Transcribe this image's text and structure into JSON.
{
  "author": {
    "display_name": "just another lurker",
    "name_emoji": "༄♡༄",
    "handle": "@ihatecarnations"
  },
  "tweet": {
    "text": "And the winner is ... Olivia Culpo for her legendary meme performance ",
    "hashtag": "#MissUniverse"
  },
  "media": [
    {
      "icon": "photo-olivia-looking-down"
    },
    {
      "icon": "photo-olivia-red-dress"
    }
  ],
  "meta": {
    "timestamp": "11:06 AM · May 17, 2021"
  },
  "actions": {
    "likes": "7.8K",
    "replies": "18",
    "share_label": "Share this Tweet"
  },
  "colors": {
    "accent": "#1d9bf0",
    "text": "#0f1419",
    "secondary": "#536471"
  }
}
=====
# OBJECTIVE
Keep only those lines of the records that hold "photo", and return them.

# SOLUTION TO THIS EXERCISE
      "icon": "photo-olivia-looking-down"
      "icon": "photo-olivia-red-dress"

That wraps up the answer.